(Entries shown):
/---
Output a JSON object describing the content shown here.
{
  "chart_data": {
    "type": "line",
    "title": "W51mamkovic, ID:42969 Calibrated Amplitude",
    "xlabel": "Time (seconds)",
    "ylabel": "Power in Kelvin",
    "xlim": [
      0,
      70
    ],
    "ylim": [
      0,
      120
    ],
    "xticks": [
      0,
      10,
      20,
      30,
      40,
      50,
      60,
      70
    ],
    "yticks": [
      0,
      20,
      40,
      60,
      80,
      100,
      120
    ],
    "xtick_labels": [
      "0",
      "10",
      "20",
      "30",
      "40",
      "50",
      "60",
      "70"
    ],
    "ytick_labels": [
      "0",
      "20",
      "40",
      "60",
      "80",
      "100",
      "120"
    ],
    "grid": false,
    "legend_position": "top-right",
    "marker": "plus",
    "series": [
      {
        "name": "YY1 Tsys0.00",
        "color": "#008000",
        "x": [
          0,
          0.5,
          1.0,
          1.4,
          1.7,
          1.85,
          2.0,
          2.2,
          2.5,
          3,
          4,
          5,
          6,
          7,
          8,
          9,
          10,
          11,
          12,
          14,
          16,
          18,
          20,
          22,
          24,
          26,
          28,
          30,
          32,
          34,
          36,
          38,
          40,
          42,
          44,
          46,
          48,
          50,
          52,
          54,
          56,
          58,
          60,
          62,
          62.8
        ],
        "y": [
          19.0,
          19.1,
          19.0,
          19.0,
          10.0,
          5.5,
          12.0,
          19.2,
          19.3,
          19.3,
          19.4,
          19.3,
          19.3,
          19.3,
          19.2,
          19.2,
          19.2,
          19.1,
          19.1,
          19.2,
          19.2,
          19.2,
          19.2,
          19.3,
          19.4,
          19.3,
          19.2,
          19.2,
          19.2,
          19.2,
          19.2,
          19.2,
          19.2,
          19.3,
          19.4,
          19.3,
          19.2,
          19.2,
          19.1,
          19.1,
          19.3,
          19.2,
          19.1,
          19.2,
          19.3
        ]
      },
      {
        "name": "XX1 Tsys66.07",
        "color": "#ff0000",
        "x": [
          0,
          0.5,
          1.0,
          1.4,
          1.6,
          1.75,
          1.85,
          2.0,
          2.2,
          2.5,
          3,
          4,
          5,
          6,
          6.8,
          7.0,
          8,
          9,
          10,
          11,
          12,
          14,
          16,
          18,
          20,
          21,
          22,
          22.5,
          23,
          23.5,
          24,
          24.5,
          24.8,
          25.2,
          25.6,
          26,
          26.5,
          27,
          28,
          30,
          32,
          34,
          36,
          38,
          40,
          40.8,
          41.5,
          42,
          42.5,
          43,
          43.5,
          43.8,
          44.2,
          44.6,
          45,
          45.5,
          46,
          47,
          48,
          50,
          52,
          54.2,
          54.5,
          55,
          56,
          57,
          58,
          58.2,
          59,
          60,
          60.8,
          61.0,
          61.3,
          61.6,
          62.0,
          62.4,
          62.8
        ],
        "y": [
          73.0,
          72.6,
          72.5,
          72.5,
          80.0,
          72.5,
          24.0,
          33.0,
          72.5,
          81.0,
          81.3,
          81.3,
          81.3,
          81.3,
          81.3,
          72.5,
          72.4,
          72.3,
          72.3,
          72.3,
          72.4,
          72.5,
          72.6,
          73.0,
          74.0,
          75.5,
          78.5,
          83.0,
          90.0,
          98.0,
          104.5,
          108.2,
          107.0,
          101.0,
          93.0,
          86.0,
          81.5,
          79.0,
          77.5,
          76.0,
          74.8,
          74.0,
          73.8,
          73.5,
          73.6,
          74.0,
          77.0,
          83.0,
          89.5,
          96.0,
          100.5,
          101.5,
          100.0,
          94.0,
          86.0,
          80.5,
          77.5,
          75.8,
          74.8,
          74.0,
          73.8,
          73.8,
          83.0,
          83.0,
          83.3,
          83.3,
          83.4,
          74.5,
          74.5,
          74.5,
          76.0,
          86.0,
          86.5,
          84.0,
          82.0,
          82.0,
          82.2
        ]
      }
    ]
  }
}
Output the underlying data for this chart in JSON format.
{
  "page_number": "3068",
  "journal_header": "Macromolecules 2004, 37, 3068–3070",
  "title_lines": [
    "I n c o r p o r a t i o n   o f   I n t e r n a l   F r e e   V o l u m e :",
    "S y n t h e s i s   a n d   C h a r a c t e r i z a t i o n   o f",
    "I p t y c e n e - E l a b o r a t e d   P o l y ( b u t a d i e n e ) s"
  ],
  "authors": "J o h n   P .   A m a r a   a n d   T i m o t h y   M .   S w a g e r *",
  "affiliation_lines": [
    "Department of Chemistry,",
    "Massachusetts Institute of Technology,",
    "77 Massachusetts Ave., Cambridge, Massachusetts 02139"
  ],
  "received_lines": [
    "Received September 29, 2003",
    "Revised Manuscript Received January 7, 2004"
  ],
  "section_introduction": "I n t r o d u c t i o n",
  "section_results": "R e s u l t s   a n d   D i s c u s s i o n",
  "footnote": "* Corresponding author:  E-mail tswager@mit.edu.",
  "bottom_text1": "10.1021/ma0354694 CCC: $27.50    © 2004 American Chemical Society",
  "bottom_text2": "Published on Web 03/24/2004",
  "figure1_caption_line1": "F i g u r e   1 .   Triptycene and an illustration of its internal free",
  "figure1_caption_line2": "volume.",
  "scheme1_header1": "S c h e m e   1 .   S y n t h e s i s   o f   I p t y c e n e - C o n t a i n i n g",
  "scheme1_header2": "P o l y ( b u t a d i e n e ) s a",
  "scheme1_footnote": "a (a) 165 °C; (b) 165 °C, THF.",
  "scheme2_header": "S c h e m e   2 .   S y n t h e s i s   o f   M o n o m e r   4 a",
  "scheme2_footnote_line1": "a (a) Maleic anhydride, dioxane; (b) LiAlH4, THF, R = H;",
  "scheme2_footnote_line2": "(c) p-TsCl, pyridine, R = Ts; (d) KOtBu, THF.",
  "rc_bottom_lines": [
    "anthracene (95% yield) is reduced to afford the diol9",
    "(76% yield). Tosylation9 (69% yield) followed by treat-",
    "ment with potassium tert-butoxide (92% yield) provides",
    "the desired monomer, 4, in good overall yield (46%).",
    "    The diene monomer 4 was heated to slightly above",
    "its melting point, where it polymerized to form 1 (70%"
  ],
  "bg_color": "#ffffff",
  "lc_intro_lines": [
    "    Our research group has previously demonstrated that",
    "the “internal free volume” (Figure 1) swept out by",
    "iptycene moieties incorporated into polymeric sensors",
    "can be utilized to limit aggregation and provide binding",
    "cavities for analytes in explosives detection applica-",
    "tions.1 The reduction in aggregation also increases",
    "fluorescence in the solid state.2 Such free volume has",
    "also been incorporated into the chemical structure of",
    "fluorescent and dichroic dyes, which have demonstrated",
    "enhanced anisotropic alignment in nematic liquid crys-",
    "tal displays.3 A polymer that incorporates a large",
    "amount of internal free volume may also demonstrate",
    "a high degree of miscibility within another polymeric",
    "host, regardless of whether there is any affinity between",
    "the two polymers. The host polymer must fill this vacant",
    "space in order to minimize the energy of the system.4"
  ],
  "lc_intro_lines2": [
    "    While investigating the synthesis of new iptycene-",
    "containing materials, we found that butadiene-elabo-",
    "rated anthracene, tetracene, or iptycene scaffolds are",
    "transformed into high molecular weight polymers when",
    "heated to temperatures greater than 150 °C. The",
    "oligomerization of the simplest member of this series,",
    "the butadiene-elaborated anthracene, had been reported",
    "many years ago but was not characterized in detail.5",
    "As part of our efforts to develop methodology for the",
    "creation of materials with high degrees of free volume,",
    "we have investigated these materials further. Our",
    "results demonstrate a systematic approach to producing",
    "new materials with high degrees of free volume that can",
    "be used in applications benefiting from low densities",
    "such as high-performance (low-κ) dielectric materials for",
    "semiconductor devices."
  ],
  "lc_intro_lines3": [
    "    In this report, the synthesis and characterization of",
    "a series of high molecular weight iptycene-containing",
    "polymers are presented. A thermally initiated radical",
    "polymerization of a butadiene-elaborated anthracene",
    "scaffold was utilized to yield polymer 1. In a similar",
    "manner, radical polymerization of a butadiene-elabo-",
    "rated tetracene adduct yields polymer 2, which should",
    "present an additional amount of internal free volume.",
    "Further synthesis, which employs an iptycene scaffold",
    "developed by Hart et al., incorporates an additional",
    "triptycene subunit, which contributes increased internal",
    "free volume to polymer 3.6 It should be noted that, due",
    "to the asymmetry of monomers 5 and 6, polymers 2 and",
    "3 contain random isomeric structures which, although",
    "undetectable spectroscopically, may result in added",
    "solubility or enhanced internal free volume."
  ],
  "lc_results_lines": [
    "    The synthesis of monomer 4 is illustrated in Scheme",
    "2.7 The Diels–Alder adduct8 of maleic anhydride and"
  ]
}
\---
(Exercise details): Pull out every line in the material above where "incorporated" occurs.

(Result of the task):
    "iptycene moieties incorporated into polymeric sensors",
    "also been incorporated into the chemical structure of",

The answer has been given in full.